── Provided passage
2010-02-24

So How Up-to-Date is Your BCP Plan?

Here is a tale of a small little airplane and what kind of damage it can do. No I am not going back to Sep. 11 and the WTC. more of the likes of Feb 17th, 2010 - 07:50 in Palo Alto California.

A play-by-play of the events showed that because of a small plane that crashed (unfortunately killing 3 people) Palo Alto went dark - well not really dark, because it was early morning - but power went out, COMPLETELY!!

Now I guess that most of us can 20100217__planecrashnew~1_GALLERY[1]imagine what that means for us in our personal life, I mean you have No lights, no TV - no VoIP, no computers, no air conditioners, no hot espresso from the espresso machine…
You see where I am going.

But taking this to a different angle. Your Datacenter.

Power goes out. If you are well organized - you will have backup power for a certain amount of time - depending on the generator.

SMS alerts start flying into your mobile phone like crazy.

You call the office … no-one answers.

You manage to find someone on his mobile that is at work - and try to find out what is going on - but they are as confused as you are.

You try to turn on your TV to see what is going on - whoops forgot no electricity - which means not internet connection either.

Chaos… Confusion…. this is what it can be like.

I mean I could go on and on but I think you get my drift.

So if you are lucky enough you manage to power everything down properly before your backup power runs out of juice.

OK now comes the analysis phase - WHAT IS DOWN?

Let us go back to VMware's case. No Email. No Phones.

Post notification to the world of service availability - Twitter

Open up a channel of communications as soon as possible - Twitter

Restore services as soon as possible
(in this case until full functionality was back was almost 10 hours)

I am not going to go into the BCP plan of VMware - because I have absolutely no knowledge of what was down and what was still up and working.

For your BCP plan you will need (amongst others) these things:

Recovery time objective - How long until I am back up?
────
Objectives ::
(a) Decide whether each statement agrees with the BCP post: (i) the plane crash took place on Feb 17th, 2010 in Palo Alto; (ii) VMware had full functionality back within two hours; (iii) the author goes into the details of VMware's BCP plan. Answer yes or no for each, quoting the words of the post that decide it.
(b) Echo the lines of the records, starting with the line that contains "418, 28, 437]" and going on through the line that contains "244, 305, 269]".
The BCP post and the records that come next are unrelated to each other.
── Dataset rows
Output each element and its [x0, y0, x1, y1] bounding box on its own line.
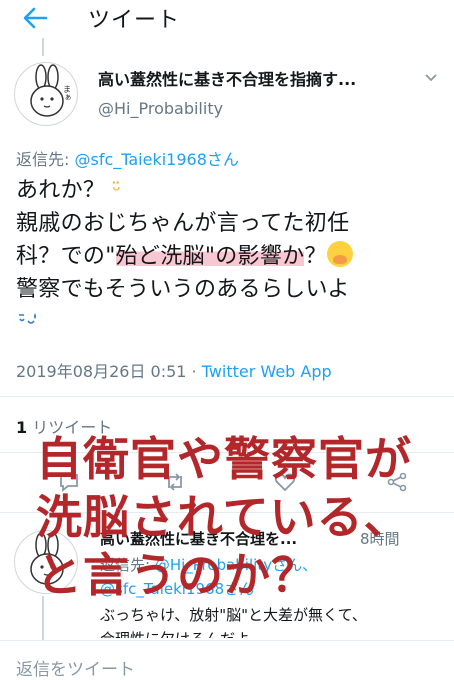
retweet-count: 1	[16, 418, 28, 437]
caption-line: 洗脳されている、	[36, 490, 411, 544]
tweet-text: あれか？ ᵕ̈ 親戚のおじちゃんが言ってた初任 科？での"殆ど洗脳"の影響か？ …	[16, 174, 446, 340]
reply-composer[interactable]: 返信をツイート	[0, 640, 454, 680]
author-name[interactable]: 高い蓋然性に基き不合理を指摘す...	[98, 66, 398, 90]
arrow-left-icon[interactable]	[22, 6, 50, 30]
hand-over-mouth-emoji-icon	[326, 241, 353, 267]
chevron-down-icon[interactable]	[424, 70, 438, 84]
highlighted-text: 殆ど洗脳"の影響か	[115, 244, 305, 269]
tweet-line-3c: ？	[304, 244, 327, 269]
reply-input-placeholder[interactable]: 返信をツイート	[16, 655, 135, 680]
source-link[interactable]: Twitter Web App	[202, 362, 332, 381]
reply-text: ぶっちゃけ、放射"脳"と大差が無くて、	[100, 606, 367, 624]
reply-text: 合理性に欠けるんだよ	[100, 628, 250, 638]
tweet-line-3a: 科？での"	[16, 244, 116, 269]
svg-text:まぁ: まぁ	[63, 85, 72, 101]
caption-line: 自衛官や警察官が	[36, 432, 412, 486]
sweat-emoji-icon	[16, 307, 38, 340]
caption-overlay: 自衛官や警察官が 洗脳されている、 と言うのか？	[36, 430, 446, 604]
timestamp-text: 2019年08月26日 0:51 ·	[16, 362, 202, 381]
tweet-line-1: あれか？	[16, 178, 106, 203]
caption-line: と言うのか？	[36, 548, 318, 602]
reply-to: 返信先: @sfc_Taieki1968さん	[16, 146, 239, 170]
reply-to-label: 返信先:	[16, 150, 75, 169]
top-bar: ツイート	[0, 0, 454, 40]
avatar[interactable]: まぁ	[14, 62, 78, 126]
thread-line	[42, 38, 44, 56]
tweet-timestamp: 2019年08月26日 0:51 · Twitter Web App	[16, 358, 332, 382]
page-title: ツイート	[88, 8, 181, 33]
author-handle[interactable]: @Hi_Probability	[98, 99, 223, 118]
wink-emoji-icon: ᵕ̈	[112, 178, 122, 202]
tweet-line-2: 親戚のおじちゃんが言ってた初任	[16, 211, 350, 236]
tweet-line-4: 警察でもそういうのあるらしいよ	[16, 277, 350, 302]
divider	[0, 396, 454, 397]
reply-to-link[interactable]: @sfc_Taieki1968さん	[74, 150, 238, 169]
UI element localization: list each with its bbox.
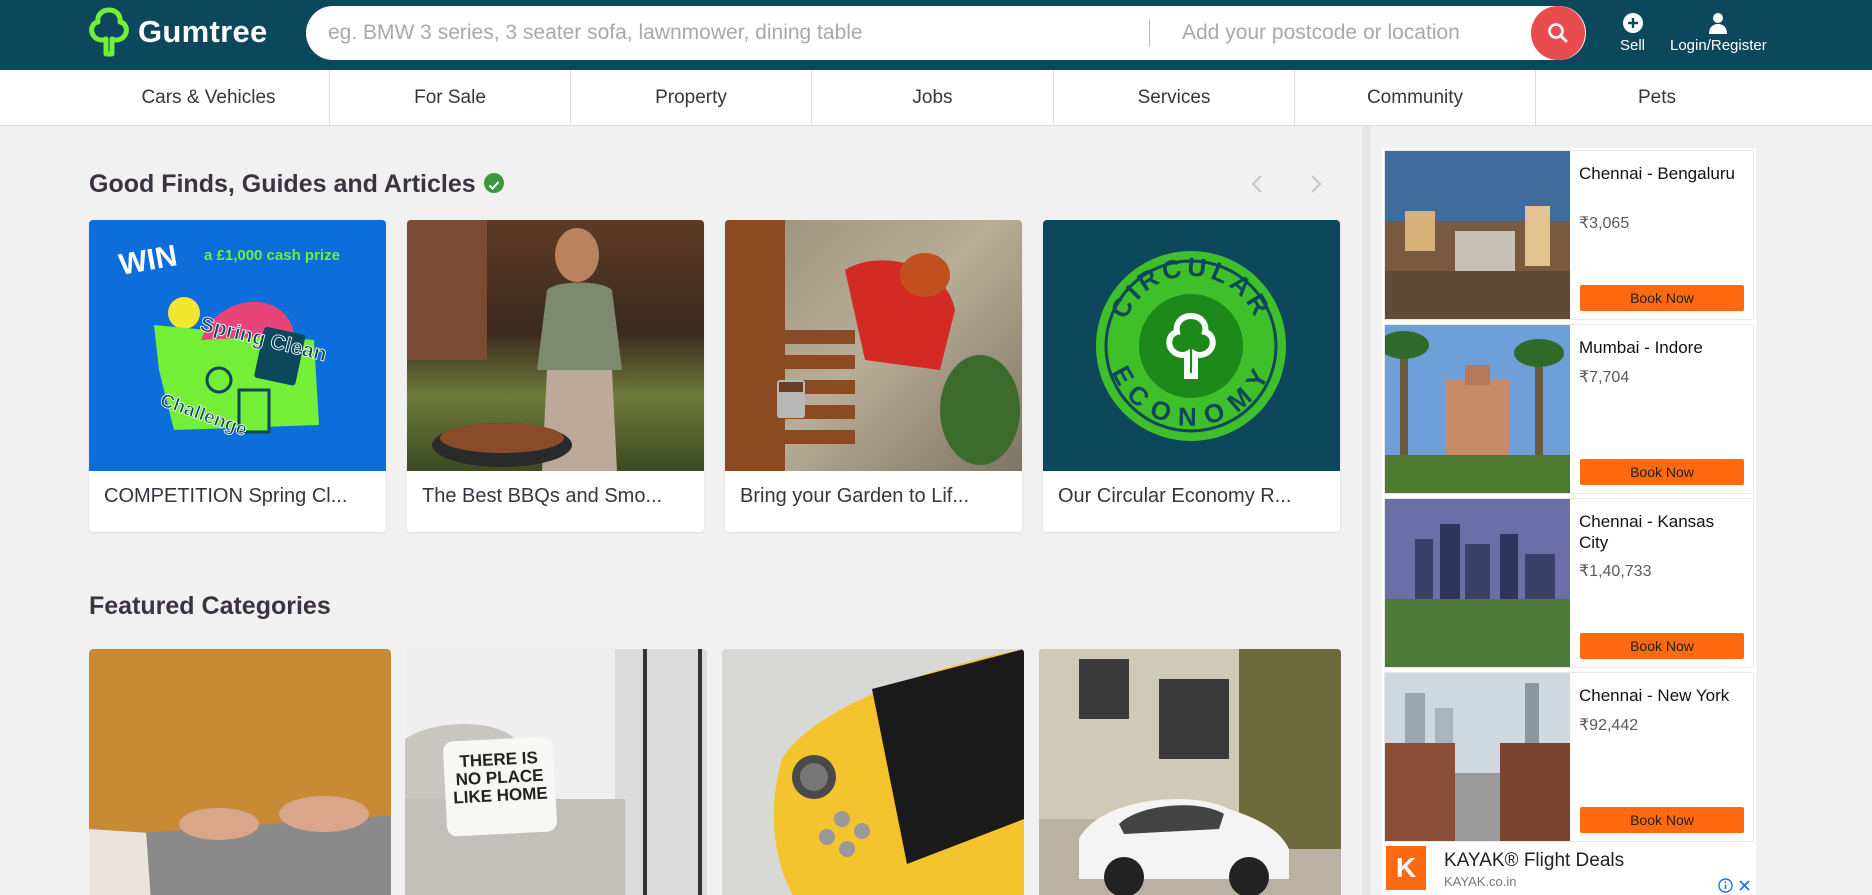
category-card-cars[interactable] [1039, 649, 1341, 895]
────
Results of the tasks ::
(a)
(i) Yes: "Feb 17th, 2010 - 07:50 in Palo Alto California"
(ii) No: "(in this case until full functionality was back was almost 10 hours)"
(iii) No: "I am not going to go into the BCP plan of VMware"

(b)
retweet-count: 1	[16, 418, 28, 437]
caption-line: 洗脳されている、	[36, 490, 411, 544]
tweet-text: あれか？ ᵕ̈ 親戚のおじちゃんが言ってた初任 科？での"殆ど洗脳"の影響か？ …	[16, 174, 446, 340]
reply-composer[interactable]: 返信をツイート	[0, 640, 454, 680]
author-name[interactable]: 高い蓋然性に基き不合理を指摘す...	[98, 66, 398, 90]
arrow-left-icon[interactable]	[22, 6, 50, 30]
hand-over-mouth-emoji-icon	[326, 241, 353, 267]
chevron-down-icon[interactable]	[424, 70, 438, 84]
highlighted-text: 殆ど洗脳"の影響か	[115, 244, 305, 269]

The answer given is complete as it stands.